#### DIRECTIVE
Count how many lines include "баскетболу" and answer with that number only.

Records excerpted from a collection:
(begin)

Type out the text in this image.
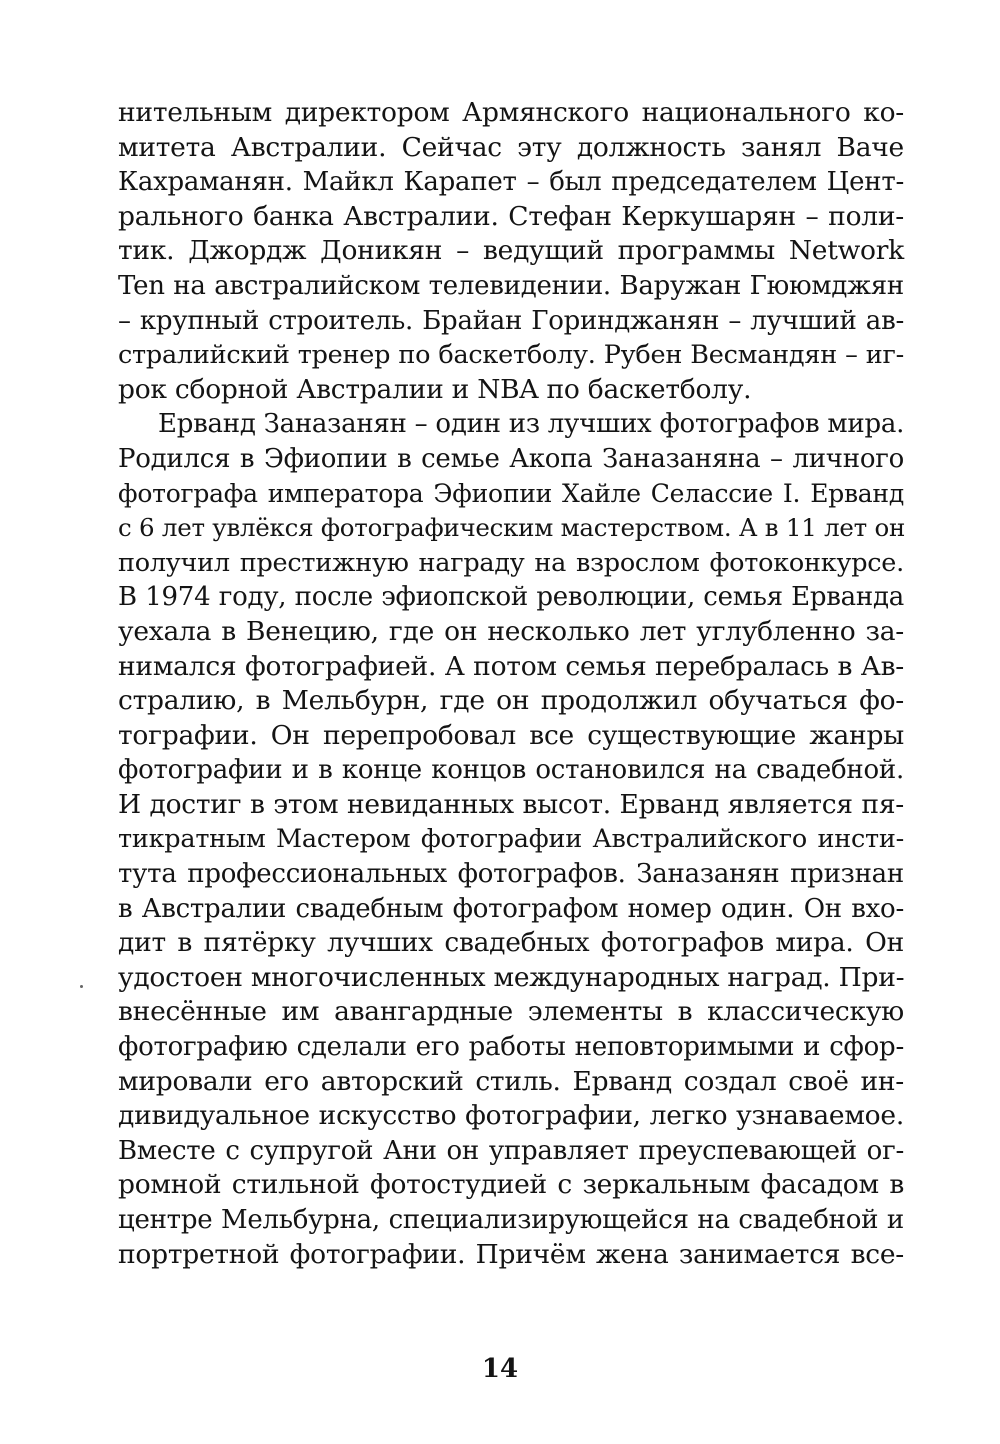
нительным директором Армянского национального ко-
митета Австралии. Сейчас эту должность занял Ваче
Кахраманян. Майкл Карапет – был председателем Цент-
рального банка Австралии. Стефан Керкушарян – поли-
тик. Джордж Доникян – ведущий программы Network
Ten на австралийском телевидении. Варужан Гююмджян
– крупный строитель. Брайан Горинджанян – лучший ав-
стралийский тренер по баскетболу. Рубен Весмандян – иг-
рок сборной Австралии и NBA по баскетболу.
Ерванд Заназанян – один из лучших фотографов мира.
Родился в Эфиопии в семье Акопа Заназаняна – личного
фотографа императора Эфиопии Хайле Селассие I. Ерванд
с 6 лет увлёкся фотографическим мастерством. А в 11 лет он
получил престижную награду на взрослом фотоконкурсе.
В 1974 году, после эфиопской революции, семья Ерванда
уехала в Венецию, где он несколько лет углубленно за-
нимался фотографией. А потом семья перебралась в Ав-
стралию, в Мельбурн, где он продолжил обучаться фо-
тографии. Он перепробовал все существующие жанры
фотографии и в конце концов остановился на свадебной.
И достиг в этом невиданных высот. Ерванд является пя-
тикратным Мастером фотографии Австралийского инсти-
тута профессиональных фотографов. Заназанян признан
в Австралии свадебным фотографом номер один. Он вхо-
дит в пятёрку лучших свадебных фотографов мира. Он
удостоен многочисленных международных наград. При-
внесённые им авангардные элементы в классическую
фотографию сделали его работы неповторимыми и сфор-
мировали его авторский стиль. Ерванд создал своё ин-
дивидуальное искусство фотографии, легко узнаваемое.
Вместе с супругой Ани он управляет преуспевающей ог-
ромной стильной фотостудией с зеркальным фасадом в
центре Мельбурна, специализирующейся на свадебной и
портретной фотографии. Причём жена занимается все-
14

(end)
(begin)

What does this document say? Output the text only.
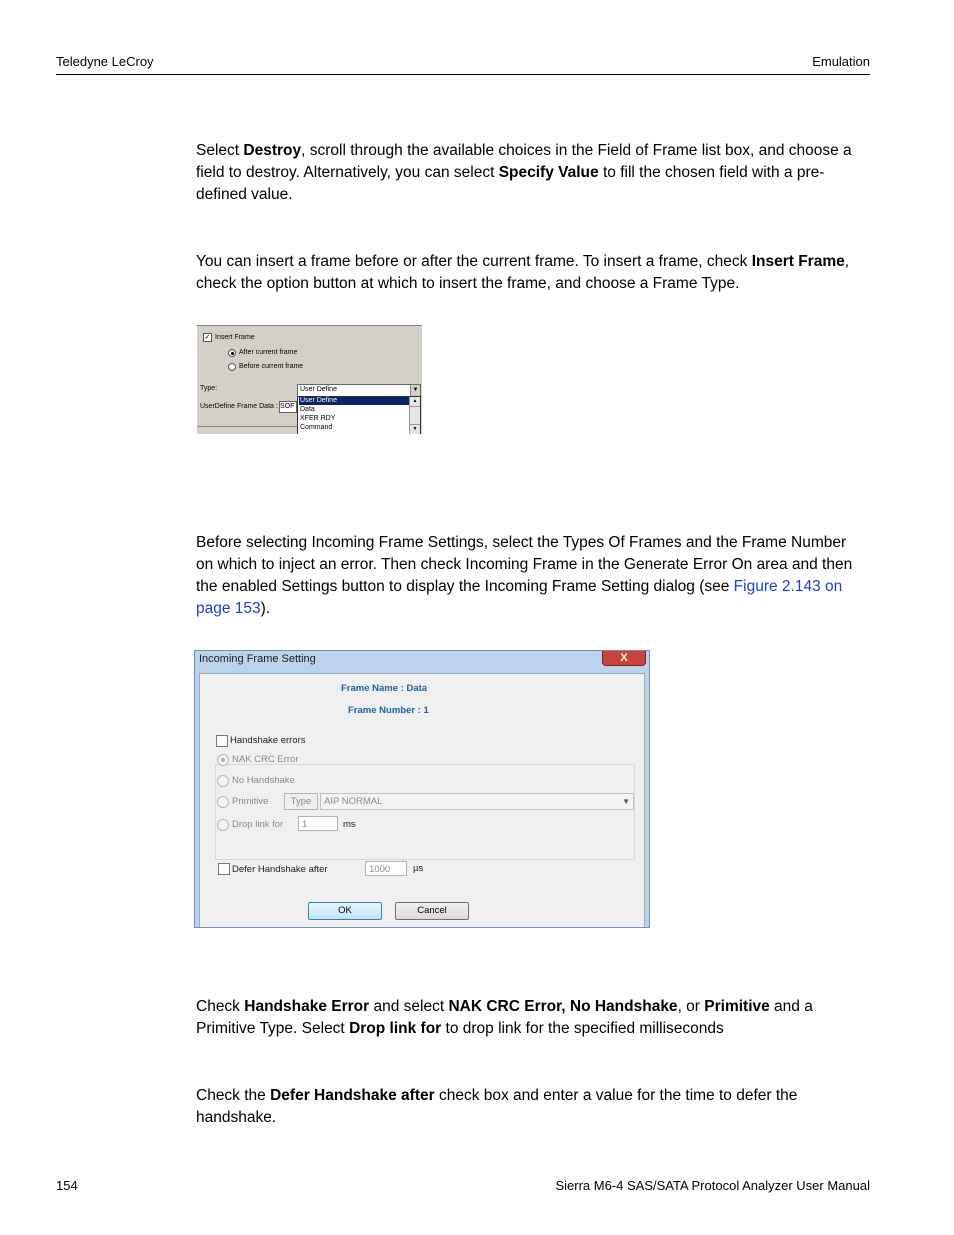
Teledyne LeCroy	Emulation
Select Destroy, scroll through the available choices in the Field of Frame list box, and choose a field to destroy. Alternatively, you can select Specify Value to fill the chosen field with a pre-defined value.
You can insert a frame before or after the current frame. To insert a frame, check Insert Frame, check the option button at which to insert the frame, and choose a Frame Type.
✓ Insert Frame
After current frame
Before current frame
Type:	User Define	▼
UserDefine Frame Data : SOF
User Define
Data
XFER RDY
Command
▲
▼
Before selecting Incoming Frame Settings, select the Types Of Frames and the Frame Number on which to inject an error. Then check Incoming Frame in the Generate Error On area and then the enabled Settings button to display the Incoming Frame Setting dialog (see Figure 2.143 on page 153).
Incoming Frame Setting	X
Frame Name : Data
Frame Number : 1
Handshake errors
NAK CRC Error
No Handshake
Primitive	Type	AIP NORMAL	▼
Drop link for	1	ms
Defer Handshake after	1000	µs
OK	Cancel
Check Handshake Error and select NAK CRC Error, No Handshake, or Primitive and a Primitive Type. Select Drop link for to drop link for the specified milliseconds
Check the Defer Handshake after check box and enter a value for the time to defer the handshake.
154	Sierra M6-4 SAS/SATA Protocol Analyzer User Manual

(end)
(begin)

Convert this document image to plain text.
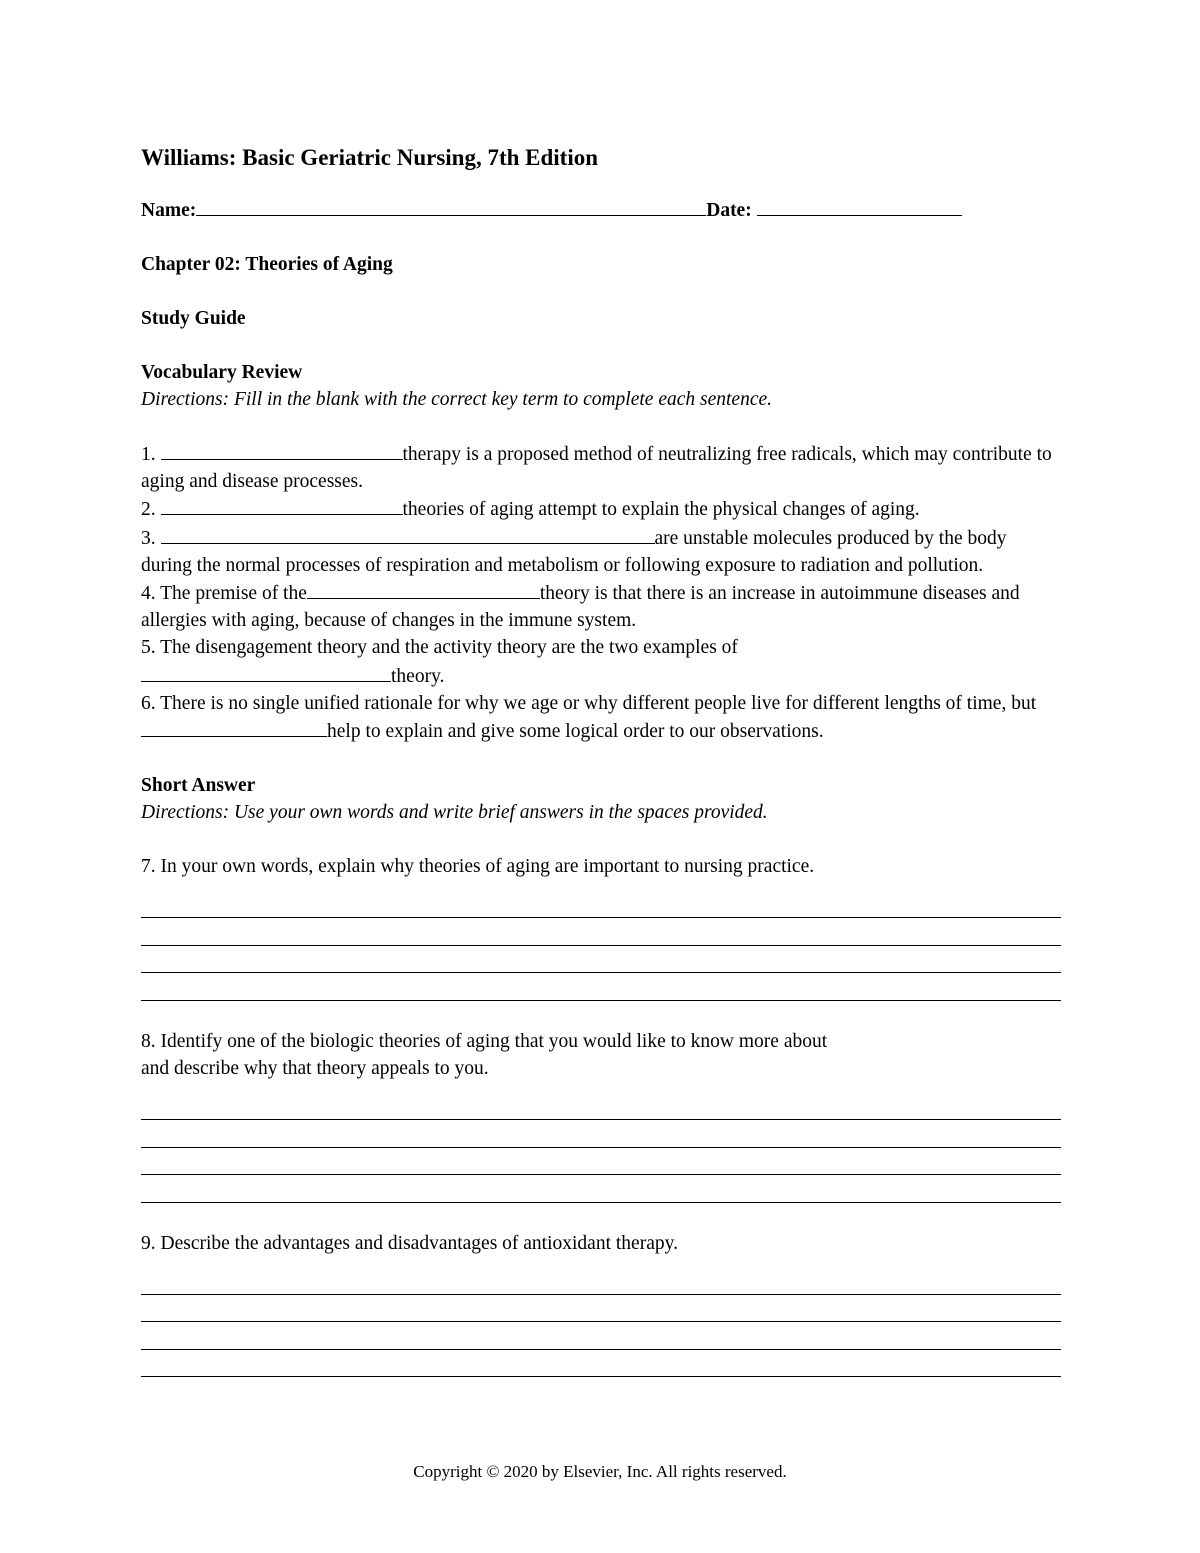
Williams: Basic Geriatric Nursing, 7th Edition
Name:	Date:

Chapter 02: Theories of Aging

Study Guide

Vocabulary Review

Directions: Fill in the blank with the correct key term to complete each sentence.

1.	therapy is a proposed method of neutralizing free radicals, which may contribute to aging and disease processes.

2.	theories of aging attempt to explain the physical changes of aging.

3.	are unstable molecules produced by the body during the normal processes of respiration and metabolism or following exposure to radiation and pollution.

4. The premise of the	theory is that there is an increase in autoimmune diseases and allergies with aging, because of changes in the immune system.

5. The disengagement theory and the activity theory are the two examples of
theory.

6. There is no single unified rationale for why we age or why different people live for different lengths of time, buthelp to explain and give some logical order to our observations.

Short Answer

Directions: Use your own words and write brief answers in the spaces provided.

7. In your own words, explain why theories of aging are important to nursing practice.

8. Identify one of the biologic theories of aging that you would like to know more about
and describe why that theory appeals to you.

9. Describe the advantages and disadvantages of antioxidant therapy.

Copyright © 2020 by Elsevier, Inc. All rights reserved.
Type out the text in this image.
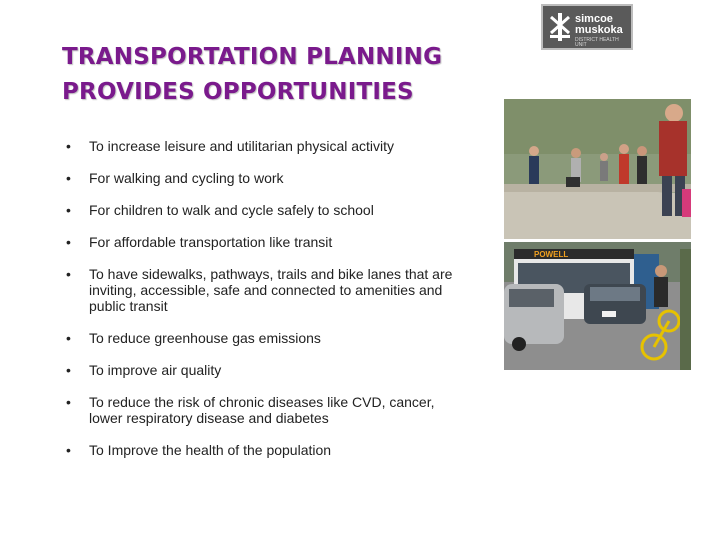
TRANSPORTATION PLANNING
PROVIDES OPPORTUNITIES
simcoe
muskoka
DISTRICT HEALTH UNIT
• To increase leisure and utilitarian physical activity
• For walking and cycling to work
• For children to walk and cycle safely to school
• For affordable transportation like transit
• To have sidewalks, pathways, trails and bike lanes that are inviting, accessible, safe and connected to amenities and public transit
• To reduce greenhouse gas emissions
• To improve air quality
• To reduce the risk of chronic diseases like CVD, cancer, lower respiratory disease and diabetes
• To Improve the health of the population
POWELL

(end)

#### FINISHED ANSWER
2